Where a line holds "beschloss", copy it.

• • • • •

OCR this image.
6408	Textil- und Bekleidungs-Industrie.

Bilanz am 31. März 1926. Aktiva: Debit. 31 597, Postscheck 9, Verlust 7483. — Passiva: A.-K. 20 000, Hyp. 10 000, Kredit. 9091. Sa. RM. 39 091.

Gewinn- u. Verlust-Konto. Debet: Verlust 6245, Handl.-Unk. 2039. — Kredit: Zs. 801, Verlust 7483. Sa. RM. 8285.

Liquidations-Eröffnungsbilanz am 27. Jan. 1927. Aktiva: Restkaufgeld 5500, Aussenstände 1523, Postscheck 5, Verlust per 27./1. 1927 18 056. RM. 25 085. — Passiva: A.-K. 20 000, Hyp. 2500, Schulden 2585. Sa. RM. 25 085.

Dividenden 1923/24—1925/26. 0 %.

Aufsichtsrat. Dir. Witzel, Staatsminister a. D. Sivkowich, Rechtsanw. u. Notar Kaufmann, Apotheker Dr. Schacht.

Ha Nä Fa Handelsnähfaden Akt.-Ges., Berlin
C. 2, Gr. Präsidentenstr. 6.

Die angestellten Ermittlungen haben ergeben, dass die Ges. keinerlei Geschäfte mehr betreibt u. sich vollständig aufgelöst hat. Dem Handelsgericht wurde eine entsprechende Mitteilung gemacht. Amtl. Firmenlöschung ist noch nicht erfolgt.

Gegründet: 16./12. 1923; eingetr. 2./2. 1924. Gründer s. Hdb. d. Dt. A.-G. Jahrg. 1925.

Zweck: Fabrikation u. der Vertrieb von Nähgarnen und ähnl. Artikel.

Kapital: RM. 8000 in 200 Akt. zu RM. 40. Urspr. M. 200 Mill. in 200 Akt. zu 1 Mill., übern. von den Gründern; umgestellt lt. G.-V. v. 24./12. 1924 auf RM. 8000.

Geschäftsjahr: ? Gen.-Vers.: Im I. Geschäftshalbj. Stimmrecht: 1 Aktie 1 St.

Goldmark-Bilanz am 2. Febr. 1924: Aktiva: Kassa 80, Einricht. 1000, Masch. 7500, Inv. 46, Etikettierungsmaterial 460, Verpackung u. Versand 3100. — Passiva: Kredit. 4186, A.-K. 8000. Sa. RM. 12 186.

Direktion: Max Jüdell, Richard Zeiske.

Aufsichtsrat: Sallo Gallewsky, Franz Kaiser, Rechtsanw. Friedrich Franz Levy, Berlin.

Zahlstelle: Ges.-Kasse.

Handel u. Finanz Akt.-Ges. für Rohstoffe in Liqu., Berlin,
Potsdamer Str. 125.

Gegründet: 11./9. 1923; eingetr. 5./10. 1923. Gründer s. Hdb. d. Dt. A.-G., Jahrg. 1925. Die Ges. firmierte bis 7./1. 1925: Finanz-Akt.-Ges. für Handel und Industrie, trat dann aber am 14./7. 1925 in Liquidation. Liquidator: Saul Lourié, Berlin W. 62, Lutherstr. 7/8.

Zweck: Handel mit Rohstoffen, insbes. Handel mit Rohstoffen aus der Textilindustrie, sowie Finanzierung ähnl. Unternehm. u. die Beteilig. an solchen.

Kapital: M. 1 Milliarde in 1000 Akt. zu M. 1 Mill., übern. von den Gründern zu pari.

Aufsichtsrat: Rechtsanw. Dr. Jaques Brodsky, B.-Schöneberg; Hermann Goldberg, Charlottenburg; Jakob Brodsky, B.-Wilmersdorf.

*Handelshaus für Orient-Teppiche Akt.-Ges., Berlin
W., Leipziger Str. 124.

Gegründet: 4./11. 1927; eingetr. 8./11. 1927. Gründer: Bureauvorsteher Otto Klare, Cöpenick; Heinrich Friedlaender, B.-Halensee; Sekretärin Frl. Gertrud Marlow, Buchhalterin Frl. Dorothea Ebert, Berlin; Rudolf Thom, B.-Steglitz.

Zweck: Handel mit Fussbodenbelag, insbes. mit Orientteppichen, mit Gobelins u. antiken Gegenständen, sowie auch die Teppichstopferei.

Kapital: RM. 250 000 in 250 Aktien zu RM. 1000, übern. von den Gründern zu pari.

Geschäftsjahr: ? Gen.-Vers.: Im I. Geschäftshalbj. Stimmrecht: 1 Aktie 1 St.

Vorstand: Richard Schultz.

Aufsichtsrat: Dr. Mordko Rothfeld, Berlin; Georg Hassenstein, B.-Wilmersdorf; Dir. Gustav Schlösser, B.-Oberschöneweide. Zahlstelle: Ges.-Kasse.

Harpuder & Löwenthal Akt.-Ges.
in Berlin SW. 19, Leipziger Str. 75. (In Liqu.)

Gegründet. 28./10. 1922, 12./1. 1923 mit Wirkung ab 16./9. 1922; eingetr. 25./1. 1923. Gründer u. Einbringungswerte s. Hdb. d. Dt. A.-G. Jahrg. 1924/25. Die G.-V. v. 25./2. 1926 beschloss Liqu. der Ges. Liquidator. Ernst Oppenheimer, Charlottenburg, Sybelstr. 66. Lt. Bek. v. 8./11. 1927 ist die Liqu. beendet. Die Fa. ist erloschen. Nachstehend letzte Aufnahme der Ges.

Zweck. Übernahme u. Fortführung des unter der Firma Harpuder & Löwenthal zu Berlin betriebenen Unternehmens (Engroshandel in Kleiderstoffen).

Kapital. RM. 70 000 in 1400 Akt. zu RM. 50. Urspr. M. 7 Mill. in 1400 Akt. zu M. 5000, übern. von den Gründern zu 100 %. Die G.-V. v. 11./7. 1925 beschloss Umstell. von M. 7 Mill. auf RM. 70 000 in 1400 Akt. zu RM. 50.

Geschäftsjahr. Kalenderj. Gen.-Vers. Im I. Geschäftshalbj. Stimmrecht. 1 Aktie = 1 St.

• • • • •

*Solution for this exercise:*
Gegründet. 28./10. 1922, 12./1. 1923 mit Wirkung ab 16./9. 1922; eingetr. 25./1. 1923. Gründer u. Einbringungswerte s. Hdb. d. Dt. A.-G. Jahrg. 1924/25. Die G.-V. v. 25./2. 1926 beschloss Liqu. der Ges. Liquidator. Ernst Oppenheimer, Charlottenburg, Sybelstr. 66. Lt. Bek. v. 8./11. 1927 ist die Liqu. beendet. Die Fa. ist erloschen. Nachstehend letzte Aufnahme der Ges.
Kapital. RM. 70 000 in 1400 Akt. zu RM. 50. Urspr. M. 7 Mill. in 1400 Akt. zu M. 5000, übern. von den Gründern zu 100 %. Die G.-V. v. 11./7. 1925 beschloss Umstell. von M. 7 Mill. auf RM. 70 000 in 1400 Akt. zu RM. 50.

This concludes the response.